## Written exercise
Identify each line below that contains the word "JSON", and copy it out.

## Recorded data

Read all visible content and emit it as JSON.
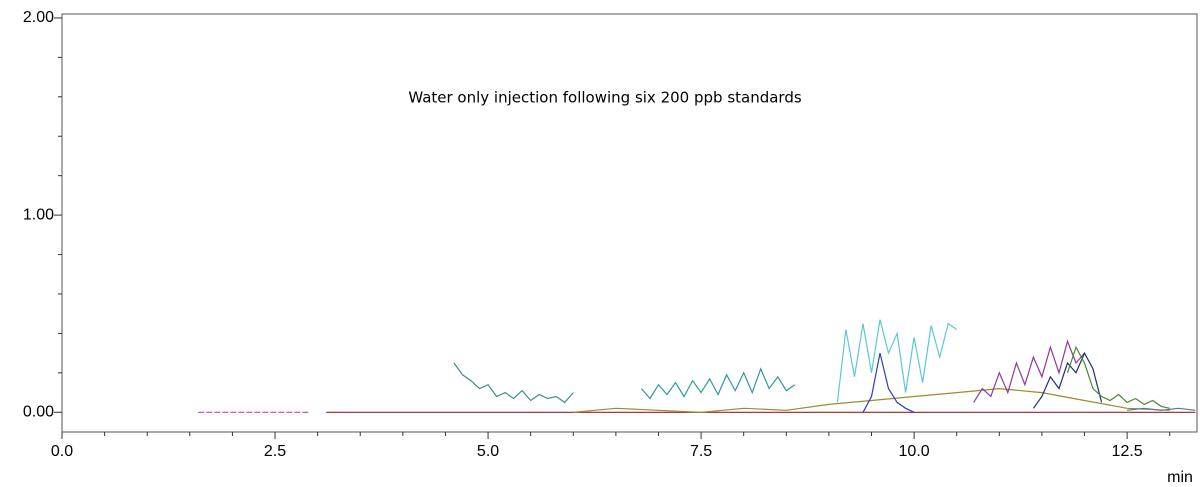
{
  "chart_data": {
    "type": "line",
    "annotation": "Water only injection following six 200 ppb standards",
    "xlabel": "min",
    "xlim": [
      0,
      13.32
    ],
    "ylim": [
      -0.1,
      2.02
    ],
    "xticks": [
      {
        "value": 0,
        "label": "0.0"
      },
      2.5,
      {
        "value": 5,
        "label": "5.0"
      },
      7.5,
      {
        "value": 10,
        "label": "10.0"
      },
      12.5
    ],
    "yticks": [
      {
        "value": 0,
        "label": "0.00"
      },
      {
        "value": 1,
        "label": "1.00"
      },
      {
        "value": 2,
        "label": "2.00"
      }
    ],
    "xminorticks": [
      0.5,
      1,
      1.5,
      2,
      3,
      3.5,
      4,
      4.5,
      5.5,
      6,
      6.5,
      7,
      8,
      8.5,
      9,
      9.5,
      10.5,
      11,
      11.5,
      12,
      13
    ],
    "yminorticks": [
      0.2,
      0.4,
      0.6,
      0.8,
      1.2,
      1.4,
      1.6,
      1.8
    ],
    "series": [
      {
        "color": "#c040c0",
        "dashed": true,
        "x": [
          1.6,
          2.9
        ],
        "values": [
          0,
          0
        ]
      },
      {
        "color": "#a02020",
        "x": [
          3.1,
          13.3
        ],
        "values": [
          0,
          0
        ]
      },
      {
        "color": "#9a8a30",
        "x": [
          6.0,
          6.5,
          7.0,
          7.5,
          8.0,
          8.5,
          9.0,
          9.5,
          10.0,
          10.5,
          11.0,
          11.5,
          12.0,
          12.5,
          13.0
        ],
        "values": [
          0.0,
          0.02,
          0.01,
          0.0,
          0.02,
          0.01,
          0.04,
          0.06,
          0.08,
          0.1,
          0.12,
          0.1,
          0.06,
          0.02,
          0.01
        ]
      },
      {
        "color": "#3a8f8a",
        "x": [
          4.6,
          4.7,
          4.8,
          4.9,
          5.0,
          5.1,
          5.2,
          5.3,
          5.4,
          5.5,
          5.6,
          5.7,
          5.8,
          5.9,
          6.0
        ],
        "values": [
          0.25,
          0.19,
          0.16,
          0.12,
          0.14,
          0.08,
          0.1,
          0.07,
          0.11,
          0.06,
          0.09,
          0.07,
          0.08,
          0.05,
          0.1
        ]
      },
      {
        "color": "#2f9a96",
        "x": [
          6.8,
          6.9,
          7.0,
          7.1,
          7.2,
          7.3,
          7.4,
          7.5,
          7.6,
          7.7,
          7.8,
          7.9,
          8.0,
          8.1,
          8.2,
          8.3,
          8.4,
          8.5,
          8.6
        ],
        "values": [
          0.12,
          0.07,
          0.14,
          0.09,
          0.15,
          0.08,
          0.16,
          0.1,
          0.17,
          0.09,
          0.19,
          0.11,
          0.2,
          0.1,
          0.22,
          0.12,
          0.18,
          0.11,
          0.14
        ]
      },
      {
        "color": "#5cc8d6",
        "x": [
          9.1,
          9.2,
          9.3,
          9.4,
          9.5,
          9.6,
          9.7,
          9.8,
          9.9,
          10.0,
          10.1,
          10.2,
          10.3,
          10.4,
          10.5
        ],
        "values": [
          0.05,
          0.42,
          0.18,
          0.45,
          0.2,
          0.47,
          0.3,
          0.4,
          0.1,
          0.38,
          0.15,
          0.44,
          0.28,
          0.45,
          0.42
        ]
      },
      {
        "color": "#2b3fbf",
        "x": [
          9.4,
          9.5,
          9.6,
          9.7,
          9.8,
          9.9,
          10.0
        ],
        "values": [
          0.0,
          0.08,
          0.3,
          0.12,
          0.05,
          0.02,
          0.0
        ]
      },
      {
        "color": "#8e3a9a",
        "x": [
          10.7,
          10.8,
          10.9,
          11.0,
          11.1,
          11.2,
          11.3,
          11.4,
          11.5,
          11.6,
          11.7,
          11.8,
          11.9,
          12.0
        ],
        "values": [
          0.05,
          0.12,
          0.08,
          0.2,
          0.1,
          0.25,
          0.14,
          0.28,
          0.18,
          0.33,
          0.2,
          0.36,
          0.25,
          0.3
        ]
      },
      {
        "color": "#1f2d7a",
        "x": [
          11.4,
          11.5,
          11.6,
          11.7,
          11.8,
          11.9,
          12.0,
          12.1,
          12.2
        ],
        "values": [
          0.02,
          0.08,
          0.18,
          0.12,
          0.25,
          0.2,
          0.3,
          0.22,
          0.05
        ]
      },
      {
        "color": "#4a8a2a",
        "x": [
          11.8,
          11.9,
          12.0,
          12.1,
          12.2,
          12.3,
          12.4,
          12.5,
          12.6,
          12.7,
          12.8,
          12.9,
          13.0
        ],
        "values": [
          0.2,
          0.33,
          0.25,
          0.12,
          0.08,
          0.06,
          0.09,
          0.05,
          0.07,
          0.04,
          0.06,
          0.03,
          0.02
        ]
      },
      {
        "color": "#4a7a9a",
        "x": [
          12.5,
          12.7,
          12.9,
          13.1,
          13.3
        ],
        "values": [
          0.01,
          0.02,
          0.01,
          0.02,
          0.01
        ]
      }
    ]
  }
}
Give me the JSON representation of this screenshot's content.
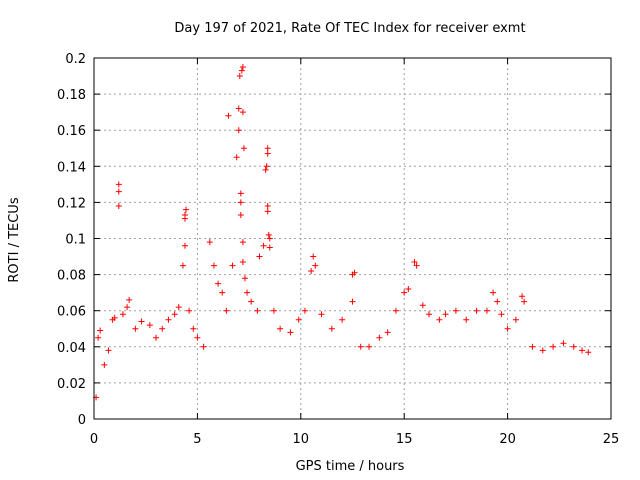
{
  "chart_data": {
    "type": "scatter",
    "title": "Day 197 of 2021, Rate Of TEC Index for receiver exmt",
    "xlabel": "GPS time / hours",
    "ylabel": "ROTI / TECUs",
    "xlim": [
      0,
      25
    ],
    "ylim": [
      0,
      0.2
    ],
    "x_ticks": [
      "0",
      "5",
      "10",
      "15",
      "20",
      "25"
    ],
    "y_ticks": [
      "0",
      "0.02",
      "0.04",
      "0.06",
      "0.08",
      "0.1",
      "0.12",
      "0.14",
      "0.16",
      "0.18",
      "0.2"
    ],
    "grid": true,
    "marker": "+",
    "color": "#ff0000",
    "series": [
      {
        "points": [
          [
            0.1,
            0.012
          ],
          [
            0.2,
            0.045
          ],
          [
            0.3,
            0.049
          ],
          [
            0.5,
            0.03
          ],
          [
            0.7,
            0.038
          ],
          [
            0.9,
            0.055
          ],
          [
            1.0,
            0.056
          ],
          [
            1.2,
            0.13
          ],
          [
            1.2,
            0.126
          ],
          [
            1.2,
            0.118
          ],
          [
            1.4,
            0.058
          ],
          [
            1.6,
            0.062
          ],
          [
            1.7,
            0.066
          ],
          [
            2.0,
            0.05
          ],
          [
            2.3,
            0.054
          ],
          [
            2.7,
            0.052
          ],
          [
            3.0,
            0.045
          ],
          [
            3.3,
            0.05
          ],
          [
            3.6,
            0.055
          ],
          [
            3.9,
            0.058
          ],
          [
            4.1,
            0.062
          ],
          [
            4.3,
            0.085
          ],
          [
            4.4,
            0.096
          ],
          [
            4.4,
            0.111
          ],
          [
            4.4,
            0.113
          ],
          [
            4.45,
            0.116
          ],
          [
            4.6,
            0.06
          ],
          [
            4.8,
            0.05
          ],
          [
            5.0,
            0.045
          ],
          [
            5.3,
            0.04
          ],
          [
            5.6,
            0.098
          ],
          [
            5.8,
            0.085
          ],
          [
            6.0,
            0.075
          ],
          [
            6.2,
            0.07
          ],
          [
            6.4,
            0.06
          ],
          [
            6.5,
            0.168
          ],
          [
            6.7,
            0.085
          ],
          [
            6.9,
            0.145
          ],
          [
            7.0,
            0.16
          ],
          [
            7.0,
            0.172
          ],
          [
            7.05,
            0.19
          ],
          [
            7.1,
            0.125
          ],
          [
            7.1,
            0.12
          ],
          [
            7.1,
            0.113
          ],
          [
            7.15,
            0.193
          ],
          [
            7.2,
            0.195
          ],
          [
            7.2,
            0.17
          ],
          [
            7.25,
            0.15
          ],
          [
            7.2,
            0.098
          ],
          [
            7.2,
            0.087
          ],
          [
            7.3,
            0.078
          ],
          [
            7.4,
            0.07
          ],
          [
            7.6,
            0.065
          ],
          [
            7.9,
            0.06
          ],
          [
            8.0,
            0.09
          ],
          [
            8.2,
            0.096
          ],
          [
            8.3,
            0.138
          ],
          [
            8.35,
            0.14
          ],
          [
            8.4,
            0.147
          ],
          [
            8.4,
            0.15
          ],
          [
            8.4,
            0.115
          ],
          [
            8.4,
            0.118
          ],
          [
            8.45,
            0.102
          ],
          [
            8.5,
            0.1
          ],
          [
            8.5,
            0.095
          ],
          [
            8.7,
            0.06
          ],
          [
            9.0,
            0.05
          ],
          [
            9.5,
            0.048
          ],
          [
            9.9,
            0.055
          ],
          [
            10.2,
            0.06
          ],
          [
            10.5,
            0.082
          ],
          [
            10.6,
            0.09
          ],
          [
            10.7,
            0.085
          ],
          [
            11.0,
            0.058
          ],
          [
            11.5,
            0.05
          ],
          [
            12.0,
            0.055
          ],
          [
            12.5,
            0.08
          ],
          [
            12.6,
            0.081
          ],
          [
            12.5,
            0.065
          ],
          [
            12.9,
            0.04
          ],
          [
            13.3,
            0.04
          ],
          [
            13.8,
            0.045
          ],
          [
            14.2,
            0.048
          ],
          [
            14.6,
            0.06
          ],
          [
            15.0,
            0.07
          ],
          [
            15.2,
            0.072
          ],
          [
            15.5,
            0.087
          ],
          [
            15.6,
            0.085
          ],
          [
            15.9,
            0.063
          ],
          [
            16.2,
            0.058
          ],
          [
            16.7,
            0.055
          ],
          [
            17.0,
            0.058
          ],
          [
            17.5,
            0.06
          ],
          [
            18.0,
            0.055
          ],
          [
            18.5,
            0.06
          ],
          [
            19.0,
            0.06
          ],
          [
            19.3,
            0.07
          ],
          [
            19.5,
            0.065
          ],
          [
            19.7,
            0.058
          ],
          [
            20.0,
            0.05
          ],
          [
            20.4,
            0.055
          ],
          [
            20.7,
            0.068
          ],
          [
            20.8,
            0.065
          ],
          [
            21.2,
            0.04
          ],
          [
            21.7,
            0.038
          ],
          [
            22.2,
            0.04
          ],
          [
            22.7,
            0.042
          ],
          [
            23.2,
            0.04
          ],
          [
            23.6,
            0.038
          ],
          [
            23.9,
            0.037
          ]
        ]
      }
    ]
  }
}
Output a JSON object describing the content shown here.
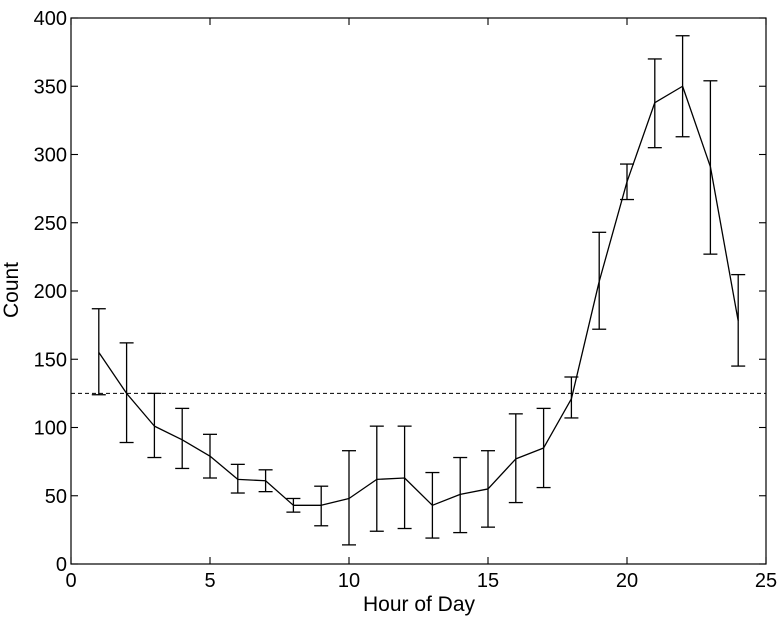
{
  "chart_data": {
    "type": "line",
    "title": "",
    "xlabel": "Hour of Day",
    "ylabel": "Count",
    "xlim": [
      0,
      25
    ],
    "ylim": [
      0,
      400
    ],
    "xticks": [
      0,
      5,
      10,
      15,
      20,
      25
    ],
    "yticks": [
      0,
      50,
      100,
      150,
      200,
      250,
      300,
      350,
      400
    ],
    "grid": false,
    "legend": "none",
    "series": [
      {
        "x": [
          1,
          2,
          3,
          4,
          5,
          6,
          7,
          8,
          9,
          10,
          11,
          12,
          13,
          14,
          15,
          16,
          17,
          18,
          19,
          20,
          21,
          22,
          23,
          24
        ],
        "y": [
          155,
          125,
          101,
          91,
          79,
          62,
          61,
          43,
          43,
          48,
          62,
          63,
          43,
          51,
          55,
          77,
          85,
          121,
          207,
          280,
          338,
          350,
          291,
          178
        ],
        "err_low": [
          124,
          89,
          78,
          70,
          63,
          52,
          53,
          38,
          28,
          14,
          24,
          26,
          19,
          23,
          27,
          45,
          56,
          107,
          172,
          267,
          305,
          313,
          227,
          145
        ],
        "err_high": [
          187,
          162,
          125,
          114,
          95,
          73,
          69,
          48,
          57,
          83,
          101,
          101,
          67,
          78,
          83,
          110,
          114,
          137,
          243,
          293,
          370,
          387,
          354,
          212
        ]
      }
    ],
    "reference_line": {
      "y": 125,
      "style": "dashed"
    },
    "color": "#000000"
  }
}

## Completed exercise
Read all visible content and emit it as JSON.
Give me the JSON representation of this screenshot's content.
Output a JSON object describing the content shown here.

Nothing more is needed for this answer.